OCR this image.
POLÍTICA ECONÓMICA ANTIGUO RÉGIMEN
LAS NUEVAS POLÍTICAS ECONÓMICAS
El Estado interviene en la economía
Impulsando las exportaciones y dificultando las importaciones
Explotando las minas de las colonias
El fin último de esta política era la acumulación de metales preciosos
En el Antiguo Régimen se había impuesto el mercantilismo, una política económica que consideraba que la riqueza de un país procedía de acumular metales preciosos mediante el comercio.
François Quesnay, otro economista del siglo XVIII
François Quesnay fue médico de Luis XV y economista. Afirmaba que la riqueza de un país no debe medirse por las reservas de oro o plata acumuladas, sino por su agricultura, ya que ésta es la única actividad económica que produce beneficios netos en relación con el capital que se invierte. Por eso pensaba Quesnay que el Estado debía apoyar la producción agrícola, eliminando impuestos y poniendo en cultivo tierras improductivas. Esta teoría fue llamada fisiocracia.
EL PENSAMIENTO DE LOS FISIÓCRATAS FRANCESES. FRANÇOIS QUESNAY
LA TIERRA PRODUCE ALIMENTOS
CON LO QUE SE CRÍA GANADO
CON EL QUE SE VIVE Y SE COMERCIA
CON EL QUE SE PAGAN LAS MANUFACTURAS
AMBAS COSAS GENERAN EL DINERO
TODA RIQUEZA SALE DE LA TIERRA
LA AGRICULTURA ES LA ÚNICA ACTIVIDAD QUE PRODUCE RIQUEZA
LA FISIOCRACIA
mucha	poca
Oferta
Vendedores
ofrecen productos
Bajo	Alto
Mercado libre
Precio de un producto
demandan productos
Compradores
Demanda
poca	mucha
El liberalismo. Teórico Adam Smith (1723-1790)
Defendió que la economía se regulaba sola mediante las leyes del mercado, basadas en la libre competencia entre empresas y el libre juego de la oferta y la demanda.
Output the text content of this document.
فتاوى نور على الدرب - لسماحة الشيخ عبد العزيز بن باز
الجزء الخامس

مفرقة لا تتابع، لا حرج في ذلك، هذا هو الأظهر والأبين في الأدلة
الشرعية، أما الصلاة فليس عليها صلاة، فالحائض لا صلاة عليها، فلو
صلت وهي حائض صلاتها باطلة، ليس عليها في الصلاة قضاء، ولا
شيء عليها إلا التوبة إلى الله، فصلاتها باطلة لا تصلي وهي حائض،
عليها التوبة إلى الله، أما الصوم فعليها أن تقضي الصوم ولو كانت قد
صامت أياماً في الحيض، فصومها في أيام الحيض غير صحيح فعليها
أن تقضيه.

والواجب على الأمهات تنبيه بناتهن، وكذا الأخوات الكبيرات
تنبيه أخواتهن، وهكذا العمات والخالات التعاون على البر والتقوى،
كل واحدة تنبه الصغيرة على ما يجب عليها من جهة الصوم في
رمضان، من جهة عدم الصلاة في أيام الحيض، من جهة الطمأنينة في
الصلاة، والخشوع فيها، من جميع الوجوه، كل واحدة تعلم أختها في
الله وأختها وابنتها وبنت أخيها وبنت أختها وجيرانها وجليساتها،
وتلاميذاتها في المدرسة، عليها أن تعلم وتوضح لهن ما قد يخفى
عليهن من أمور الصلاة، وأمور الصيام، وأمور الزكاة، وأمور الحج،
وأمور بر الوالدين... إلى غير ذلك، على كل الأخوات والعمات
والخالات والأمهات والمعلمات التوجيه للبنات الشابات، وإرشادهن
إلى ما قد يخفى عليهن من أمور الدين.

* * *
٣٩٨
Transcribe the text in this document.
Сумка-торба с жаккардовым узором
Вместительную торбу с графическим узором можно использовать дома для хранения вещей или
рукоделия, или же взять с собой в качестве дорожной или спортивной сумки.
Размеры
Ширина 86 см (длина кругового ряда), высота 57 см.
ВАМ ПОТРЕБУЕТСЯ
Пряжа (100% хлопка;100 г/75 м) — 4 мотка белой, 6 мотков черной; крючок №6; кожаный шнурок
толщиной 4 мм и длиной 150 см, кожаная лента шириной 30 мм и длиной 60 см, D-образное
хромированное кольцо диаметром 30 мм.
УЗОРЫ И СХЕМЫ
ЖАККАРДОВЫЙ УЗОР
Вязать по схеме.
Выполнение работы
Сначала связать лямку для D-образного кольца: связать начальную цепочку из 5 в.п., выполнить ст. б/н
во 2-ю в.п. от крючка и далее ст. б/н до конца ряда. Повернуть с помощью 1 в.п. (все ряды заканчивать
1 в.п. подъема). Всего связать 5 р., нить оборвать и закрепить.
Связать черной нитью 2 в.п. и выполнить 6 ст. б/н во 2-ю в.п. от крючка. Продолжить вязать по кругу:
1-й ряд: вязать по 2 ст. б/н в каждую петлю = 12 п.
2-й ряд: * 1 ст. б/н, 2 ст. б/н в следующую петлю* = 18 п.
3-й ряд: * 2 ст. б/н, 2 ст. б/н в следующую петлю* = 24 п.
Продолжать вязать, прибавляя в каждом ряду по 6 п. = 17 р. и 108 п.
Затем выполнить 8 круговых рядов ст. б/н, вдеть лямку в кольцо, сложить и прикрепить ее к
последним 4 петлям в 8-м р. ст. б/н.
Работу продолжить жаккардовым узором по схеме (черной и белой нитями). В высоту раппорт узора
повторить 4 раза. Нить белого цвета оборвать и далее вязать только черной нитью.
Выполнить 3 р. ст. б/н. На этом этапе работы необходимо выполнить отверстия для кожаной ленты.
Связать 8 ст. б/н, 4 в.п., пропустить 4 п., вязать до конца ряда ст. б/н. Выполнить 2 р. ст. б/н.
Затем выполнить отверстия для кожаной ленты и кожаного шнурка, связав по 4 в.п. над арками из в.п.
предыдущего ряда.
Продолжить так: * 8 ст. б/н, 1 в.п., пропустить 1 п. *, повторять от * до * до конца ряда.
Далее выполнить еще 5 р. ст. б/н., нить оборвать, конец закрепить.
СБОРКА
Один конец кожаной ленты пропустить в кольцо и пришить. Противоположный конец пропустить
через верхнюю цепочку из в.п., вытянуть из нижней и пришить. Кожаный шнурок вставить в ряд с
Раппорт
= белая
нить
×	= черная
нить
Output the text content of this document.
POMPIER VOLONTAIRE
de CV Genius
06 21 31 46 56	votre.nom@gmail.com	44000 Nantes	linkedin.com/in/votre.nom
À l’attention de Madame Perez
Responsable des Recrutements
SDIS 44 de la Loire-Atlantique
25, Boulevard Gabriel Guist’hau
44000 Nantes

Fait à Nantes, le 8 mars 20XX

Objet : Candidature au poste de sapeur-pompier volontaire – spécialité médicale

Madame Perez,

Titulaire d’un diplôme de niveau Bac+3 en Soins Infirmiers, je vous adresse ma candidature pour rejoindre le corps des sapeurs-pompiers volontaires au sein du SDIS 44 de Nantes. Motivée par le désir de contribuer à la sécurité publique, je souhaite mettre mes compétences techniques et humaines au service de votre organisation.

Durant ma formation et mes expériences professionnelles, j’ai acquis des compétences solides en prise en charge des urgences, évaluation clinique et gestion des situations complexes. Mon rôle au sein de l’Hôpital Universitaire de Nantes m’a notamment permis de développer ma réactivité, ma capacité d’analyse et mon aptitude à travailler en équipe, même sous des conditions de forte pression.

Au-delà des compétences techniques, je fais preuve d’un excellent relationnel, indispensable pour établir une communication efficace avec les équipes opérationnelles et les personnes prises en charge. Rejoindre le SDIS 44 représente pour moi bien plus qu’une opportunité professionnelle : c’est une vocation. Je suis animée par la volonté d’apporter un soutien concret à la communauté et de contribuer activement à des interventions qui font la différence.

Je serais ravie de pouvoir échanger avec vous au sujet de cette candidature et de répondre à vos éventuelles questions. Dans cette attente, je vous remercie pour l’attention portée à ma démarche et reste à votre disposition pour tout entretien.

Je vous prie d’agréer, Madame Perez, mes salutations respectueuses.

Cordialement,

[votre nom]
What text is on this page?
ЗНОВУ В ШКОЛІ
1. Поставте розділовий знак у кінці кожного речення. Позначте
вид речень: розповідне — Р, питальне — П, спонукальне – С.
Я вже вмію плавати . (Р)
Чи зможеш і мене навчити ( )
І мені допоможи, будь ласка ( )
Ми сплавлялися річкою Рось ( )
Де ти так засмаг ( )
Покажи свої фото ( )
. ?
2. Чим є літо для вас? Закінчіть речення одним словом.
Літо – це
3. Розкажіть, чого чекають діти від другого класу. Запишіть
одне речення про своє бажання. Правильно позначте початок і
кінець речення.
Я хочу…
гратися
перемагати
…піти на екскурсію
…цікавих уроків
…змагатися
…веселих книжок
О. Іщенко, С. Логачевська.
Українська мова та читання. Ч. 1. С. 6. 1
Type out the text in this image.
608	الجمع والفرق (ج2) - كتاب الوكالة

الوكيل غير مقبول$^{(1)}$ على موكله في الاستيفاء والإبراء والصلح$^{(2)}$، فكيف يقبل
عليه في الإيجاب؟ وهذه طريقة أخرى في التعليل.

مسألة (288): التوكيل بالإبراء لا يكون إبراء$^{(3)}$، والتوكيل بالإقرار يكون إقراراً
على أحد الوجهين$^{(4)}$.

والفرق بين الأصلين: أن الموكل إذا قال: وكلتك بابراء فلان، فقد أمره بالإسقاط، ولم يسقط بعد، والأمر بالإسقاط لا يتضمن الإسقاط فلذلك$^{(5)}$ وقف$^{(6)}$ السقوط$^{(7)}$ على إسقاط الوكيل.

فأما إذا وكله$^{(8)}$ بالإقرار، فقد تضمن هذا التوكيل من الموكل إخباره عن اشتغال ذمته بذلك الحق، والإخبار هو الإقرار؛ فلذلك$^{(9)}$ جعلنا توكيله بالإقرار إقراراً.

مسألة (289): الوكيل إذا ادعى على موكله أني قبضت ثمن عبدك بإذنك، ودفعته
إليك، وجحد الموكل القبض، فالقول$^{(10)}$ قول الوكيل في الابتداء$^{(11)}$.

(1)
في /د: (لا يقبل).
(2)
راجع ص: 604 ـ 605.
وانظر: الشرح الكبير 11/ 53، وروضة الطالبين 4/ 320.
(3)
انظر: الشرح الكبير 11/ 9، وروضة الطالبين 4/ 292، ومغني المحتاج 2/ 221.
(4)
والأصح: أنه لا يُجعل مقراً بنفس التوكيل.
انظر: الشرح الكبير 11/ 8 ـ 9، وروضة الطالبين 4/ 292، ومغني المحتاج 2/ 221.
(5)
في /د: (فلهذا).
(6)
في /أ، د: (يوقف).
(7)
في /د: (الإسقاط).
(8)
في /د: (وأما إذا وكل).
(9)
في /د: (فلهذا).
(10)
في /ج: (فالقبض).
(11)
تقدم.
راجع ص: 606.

• [GOAL]:
In the material above, find each line that contains the word "وأمور", and select it.

• [TASK RESPONSE]:
عليهن من أمور الصلاة، وأمور الصيام، وأمور الزكاة، وأمور الحج،
وأمور بر الوالدين... إلى غير ذلك، على كل الأخوات والعمات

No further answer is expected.